What is required »
Copy all records verbatim.

Listed records »
= = = = = = =
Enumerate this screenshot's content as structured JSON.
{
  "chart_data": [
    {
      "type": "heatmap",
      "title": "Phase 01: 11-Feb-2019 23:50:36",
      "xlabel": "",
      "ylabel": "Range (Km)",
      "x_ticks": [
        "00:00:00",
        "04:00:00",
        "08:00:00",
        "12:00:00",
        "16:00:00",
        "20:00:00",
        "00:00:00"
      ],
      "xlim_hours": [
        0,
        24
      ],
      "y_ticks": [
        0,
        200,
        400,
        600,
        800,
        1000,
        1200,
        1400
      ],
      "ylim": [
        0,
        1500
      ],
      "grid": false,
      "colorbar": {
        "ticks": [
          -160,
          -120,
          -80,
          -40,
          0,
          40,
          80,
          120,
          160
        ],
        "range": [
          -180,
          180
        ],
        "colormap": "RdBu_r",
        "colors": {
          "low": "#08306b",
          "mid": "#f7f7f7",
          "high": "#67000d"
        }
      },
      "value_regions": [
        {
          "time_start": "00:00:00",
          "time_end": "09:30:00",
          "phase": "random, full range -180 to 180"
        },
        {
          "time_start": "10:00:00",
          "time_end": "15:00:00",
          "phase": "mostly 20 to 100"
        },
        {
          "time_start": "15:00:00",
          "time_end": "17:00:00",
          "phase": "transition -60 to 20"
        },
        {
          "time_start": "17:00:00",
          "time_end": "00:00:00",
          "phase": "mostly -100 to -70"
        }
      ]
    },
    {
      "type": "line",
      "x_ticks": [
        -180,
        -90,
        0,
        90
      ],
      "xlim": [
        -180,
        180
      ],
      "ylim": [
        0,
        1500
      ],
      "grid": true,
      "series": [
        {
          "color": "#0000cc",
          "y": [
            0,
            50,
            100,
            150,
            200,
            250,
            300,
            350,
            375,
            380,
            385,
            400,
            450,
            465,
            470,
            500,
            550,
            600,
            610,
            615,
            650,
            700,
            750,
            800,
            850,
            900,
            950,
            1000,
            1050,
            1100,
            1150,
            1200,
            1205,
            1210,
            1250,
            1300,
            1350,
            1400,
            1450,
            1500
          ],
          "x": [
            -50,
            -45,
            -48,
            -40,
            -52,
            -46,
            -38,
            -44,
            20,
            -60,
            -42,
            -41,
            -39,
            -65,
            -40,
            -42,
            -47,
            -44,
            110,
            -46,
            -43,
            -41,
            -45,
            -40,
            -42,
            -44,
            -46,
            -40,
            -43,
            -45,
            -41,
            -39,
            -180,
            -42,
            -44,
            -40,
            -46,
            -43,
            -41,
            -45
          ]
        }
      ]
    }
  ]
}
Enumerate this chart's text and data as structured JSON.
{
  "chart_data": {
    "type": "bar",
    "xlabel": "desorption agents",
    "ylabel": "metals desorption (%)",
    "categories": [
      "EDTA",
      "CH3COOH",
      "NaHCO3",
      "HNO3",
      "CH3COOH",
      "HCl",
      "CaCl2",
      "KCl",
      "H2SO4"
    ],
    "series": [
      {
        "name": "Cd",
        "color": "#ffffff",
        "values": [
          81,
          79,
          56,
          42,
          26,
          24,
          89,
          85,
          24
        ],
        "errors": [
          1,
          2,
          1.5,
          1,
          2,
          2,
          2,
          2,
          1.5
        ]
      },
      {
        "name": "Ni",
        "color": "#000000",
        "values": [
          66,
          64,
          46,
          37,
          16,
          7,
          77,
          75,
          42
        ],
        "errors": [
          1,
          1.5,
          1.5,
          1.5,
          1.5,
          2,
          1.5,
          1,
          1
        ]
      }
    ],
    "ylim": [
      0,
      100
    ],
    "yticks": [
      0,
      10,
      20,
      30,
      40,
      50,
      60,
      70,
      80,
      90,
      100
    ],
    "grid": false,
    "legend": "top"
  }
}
= = = = = = =
Response to the task »
Enumerate this screenshot's content as structured JSON.
{
  "chart_data": [
    {
      "type": "heatmap",
      "title": "Phase 01: 11-Feb-2019 23:50:36",
      "xlabel": "",
      "ylabel": "Range (Km)",
      "x_ticks": [
        "00:00:00",
        "04:00:00",
        "08:00:00",
        "12:00:00",
        "16:00:00",
        "20:00:00",
        "00:00:00"
      ],
      "xlim_hours": [
        0,
        24
      ],
      "y_ticks": [
        0,
        200,
        400,
        600,
        800,
        1000,
        1200,
        1400
      ],
      "ylim": [
        0,
        1500
      ],
      "grid": false,
      "colorbar": {
        "ticks": [
          -160,
          -120,
          -80,
          -40,
          0,
          40,
          80,
          120,
          160
        ],
        "range": [
          -180,
          180
        ],
        "colormap": "RdBu_r",
        "colors": {
          "low": "#08306b",
          "mid": "#f7f7f7",
          "high": "#67000d"
        }
      },
      "value_regions": [
        {
          "time_start": "00:00:00",
          "time_end": "09:30:00",
          "phase": "random, full range -180 to 180"
        },
        {
          "time_start": "10:00:00",
          "time_end": "15:00:00",
          "phase": "mostly 20 to 100"
        },
        {
          "time_start": "15:00:00",
          "time_end": "17:00:00",
          "phase": "transition -60 to 20"
        },
        {
          "time_start": "17:00:00",
          "time_end": "00:00:00",
          "phase": "mostly -100 to -70"
        }
      ]
    },
    {
      "type": "line",
      "x_ticks": [
        -180,
        -90,
        0,
        90
      ],
      "xlim": [
        -180,
        180
      ],
      "ylim": [
        0,
        1500
      ],
      "grid": true,
      "series": [
        {
          "color": "#0000cc",
          "y": [
            0,
            50,
            100,
            150,
            200,
            250,
            300,
            350,
            375,
            380,
            385,
            400,
            450,
            465,
            470,
            500,
            550,
            600,
            610,
            615,
            650,
            700,
            750,
            800,
            850,
            900,
            950,
            1000,
            1050,
            1100,
            1150,
            1200,
            1205,
            1210,
            1250,
            1300,
            1350,
            1400,
            1450,
            1500
          ],
          "x": [
            -50,
            -45,
            -48,
            -40,
            -52,
            -46,
            -38,
            -44,
            20,
            -60,
            -42,
            -41,
            -39,
            -65,
            -40,
            -42,
            -47,
            -44,
            110,
            -46,
            -43,
            -41,
            -45,
            -40,
            -42,
            -44,
            -46,
            -40,
            -43,
            -45,
            -41,
            -39,
            -180,
            -42,
            -44,
            -40,
            -46,
            -43,
            -41,
            -45
          ]
        }
      ]
    }
  ]
}
Enumerate this chart's text and data as structured JSON.
{
  "chart_data": {
    "type": "bar",
    "xlabel": "desorption agents",
    "ylabel": "metals desorption (%)",
    "categories": [
      "EDTA",
      "CH3COOH",
      "NaHCO3",
      "HNO3",
      "CH3COOH",
      "HCl",
      "CaCl2",
      "KCl",
      "H2SO4"
    ],
    "series": [
      {
        "name": "Cd",
        "color": "#ffffff",
        "values": [
          81,
          79,
          56,
          42,
          26,
          24,
          89,
          85,
          24
        ],
        "errors": [
          1,
          2,
          1.5,
          1,
          2,
          2,
          2,
          2,
          1.5
        ]
      },
      {
        "name": "Ni",
        "color": "#000000",
        "values": [
          66,
          64,
          46,
          37,
          16,
          7,
          77,
          75,
          42
        ],
        "errors": [
          1,
          1.5,
          1.5,
          1.5,
          1.5,
          2,
          1.5,
          1,
          1
        ]
      }
    ],
    "ylim": [
      0,
      100
    ],
    "yticks": [
      0,
      10,
      20,
      30,
      40,
      50,
      60,
      70,
      80,
      90,
      100
    ],
    "grid": false,
    "legend": "top"
  }
}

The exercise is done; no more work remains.